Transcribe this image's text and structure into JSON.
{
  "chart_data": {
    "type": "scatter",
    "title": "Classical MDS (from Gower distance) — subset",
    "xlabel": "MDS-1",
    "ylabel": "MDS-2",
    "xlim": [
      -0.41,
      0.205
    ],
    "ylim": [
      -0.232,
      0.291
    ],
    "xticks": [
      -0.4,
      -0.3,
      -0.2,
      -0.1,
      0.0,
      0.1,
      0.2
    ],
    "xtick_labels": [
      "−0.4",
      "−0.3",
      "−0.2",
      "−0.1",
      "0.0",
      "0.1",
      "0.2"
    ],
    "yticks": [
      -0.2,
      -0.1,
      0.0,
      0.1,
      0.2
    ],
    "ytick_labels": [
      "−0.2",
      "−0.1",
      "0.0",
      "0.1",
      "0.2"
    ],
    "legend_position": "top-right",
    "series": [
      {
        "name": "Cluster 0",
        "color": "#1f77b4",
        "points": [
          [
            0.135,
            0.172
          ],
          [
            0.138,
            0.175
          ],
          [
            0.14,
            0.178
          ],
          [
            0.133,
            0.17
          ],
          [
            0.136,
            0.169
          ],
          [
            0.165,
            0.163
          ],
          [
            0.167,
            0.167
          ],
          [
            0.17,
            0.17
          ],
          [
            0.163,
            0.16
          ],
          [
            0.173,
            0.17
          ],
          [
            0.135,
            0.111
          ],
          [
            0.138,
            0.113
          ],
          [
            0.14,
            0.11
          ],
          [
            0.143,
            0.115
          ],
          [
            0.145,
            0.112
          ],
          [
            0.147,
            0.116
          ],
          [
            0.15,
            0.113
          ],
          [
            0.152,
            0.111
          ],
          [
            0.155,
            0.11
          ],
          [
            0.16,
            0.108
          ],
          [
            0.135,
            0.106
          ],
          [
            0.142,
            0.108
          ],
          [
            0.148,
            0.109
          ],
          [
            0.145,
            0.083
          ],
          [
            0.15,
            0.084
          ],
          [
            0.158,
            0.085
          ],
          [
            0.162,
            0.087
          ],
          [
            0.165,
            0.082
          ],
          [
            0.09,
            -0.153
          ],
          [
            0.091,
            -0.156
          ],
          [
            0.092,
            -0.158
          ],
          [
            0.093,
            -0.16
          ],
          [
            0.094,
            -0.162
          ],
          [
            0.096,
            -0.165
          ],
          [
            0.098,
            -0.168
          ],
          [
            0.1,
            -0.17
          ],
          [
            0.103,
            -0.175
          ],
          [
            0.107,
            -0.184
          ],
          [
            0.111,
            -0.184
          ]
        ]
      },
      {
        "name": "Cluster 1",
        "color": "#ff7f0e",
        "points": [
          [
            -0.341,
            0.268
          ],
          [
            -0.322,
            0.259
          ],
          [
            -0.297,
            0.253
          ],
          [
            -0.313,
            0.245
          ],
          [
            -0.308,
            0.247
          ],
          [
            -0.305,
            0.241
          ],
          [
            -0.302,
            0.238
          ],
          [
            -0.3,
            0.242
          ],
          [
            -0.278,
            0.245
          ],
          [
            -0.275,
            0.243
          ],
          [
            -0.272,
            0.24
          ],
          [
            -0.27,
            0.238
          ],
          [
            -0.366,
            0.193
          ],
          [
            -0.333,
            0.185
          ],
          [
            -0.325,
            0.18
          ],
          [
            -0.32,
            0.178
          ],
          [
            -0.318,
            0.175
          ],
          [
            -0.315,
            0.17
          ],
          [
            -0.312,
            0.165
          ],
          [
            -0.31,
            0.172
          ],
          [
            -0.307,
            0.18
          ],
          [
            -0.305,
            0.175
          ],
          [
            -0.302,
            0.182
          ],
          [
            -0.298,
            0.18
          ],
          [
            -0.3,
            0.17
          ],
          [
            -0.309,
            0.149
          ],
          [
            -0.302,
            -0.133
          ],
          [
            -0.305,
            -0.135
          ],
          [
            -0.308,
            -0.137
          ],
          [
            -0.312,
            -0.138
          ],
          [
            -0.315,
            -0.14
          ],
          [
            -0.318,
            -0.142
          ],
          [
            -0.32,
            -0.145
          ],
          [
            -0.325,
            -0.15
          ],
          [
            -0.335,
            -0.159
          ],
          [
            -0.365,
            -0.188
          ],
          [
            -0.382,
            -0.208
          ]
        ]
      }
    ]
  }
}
━━━━
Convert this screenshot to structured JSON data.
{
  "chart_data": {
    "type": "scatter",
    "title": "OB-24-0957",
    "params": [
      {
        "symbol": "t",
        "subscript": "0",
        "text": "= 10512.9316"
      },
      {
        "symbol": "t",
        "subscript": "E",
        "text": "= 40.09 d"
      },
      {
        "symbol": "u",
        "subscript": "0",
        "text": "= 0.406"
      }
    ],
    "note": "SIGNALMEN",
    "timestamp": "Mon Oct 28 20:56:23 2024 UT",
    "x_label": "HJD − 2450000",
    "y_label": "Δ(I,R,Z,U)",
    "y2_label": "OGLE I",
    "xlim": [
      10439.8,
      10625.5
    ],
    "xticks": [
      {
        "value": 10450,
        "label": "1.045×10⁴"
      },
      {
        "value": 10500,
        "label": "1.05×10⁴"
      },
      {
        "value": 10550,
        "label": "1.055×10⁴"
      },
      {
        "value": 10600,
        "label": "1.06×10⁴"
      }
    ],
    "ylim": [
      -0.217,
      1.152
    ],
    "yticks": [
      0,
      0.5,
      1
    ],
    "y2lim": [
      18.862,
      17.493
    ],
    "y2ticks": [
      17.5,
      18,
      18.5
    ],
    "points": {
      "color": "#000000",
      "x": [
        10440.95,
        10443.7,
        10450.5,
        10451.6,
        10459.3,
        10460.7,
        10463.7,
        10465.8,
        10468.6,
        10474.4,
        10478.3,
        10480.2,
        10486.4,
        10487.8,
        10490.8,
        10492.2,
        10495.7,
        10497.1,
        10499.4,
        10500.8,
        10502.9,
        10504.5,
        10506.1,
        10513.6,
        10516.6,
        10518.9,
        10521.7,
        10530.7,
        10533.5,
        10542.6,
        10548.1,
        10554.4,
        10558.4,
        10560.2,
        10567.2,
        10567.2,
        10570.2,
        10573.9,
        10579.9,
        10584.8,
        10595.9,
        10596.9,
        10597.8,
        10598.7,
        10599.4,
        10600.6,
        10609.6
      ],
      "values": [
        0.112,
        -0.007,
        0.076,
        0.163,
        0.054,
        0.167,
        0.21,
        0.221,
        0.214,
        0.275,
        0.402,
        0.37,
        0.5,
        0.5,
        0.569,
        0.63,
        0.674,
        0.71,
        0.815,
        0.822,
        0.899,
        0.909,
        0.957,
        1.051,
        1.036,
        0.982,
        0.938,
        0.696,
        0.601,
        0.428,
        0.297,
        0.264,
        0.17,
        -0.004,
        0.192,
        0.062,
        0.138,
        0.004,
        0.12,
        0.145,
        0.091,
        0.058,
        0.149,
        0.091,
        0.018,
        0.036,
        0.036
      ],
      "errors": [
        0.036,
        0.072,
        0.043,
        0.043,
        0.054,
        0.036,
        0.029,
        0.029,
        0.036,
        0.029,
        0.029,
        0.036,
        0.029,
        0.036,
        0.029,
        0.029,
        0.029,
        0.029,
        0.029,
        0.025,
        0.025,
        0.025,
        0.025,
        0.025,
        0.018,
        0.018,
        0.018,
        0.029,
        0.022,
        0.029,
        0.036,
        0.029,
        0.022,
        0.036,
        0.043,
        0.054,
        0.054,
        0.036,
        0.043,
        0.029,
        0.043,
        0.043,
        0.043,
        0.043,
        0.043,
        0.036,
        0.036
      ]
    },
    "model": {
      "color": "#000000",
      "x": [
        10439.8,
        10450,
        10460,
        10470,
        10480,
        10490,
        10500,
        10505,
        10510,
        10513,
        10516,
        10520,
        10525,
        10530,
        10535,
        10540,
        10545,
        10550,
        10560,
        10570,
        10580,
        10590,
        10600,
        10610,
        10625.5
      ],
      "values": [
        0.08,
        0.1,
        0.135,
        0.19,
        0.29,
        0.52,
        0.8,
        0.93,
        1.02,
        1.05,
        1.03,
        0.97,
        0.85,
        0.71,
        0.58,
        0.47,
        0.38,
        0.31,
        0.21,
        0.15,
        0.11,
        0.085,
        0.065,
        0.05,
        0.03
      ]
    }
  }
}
━━━━
> _The exercise_: Pull out all lines from the entries above in which the word "text" appears.

> _Answer to the problem_:
Transcribe this image's text and structure into JSON.
        "text": "= 10512.9316"
        "text": "= 40.09 d"
        "text": "= 0.406"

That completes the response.